### Stated problem:
Find out how many lines of the material contain the string "View" and give only that figure.

____________________

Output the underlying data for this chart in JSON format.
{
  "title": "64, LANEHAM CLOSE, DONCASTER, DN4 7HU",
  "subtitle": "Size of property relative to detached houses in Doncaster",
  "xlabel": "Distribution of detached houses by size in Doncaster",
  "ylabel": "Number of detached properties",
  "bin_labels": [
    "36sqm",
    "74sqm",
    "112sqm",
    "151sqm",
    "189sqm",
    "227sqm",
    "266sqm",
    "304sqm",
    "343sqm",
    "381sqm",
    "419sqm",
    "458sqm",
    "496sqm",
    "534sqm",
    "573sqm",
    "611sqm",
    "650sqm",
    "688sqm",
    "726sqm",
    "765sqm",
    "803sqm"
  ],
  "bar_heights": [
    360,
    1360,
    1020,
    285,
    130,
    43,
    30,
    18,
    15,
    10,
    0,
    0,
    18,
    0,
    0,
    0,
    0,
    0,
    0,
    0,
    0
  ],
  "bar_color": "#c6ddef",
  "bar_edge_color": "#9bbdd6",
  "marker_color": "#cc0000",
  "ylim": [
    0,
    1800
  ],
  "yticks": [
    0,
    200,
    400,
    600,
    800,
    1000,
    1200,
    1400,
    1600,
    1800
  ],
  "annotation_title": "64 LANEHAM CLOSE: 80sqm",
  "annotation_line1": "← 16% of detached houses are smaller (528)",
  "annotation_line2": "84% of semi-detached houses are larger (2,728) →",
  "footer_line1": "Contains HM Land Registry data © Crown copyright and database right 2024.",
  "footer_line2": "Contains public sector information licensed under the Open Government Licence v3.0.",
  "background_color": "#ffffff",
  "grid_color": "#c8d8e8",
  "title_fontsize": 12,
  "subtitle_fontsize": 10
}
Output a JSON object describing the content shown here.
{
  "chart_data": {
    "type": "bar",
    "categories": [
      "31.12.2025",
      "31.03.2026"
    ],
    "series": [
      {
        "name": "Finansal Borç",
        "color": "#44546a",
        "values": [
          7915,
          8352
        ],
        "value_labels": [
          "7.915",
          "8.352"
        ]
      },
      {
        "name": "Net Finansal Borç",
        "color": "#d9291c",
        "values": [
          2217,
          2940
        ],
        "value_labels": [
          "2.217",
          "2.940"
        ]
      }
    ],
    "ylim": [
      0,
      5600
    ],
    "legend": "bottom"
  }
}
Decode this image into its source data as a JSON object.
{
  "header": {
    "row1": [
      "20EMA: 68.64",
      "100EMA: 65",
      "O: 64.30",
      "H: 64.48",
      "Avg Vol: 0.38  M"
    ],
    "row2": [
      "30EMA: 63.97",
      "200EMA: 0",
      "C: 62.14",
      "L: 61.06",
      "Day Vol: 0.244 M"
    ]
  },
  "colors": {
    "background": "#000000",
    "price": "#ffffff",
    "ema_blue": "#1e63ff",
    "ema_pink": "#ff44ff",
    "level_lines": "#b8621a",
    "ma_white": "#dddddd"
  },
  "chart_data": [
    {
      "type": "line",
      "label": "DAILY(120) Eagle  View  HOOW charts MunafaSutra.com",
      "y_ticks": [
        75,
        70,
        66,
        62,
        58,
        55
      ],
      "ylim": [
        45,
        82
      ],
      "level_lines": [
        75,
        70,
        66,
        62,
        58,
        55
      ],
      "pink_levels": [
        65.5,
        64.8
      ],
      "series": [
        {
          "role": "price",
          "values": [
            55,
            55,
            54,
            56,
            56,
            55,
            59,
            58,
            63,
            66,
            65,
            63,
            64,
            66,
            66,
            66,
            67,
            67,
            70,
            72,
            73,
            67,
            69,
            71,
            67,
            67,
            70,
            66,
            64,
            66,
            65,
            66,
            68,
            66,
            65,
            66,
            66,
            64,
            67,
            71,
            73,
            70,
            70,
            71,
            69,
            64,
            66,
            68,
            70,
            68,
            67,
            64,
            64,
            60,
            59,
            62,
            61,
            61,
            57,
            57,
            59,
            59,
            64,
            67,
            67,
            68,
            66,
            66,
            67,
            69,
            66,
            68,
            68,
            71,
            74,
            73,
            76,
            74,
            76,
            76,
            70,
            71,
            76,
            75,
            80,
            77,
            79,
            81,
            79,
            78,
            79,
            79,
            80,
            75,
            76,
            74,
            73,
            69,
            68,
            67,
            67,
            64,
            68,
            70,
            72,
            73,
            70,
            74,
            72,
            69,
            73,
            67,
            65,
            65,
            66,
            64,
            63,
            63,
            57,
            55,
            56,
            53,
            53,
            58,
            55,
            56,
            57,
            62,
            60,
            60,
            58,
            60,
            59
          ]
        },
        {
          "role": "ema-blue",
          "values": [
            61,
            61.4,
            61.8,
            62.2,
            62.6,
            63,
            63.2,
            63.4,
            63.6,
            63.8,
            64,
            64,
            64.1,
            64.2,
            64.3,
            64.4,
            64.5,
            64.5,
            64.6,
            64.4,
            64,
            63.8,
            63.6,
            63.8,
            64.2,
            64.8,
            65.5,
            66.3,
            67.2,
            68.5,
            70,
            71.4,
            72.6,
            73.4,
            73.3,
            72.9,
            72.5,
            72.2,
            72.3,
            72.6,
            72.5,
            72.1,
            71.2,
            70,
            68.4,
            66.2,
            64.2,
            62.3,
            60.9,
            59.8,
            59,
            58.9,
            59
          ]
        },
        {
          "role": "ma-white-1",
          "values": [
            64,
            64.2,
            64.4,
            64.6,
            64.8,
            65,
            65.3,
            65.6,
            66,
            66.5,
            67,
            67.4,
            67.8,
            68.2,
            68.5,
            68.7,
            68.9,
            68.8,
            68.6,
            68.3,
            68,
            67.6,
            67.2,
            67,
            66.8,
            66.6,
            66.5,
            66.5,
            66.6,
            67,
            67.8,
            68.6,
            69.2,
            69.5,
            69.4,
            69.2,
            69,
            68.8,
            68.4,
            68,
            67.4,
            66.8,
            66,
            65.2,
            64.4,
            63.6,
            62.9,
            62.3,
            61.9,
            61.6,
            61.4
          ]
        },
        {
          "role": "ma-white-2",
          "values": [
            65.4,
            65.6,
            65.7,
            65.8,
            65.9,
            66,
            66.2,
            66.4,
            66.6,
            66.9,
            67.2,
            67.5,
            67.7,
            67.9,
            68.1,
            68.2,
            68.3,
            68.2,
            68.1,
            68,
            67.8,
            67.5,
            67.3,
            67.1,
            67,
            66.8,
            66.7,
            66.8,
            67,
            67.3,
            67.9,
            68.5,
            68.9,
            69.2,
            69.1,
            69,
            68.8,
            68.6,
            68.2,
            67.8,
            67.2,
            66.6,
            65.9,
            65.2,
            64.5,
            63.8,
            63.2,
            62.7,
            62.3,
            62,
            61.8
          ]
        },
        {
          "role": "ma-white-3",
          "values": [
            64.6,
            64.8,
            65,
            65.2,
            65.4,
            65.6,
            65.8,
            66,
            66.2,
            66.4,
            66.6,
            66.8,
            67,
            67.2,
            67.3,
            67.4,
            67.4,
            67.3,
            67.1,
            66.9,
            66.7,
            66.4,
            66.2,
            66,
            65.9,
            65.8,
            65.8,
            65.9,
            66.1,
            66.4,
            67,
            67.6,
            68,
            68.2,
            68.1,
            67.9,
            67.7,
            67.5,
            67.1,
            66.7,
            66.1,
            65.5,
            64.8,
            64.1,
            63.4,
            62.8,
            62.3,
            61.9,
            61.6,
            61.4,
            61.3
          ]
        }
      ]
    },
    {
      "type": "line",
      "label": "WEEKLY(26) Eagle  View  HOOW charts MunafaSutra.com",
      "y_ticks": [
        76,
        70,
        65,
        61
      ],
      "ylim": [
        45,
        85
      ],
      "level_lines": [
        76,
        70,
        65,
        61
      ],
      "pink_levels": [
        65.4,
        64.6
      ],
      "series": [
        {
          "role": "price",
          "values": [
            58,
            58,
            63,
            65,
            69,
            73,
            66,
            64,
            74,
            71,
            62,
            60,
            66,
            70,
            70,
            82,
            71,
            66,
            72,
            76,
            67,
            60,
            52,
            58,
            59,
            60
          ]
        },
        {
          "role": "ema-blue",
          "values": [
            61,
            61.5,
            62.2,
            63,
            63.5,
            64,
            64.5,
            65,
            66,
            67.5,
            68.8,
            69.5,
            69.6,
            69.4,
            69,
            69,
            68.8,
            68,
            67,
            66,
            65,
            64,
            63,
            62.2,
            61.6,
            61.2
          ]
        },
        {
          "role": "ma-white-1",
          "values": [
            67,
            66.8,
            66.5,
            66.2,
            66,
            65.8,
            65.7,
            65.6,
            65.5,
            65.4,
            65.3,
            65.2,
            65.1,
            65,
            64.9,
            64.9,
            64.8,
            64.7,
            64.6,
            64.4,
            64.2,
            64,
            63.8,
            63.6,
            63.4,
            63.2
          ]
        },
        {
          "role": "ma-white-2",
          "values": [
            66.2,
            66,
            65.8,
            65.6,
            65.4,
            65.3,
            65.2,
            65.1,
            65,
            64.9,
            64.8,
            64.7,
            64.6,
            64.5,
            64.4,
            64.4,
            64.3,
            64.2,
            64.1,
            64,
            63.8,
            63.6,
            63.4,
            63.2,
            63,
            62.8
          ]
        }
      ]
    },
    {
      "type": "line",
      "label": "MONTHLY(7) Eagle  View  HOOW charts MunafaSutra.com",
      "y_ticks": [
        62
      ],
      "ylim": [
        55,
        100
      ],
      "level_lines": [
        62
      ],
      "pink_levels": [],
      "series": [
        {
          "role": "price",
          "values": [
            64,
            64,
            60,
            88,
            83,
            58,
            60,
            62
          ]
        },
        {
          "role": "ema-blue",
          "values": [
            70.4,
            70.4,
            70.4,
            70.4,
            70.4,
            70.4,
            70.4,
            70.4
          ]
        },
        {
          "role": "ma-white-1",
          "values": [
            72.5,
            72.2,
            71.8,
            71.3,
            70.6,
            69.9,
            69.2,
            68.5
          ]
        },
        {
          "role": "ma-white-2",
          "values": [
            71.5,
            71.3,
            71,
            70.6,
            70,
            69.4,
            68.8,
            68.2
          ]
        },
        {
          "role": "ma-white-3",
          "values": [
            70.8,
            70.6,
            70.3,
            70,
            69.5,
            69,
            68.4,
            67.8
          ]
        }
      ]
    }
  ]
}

____________________

### Result:
3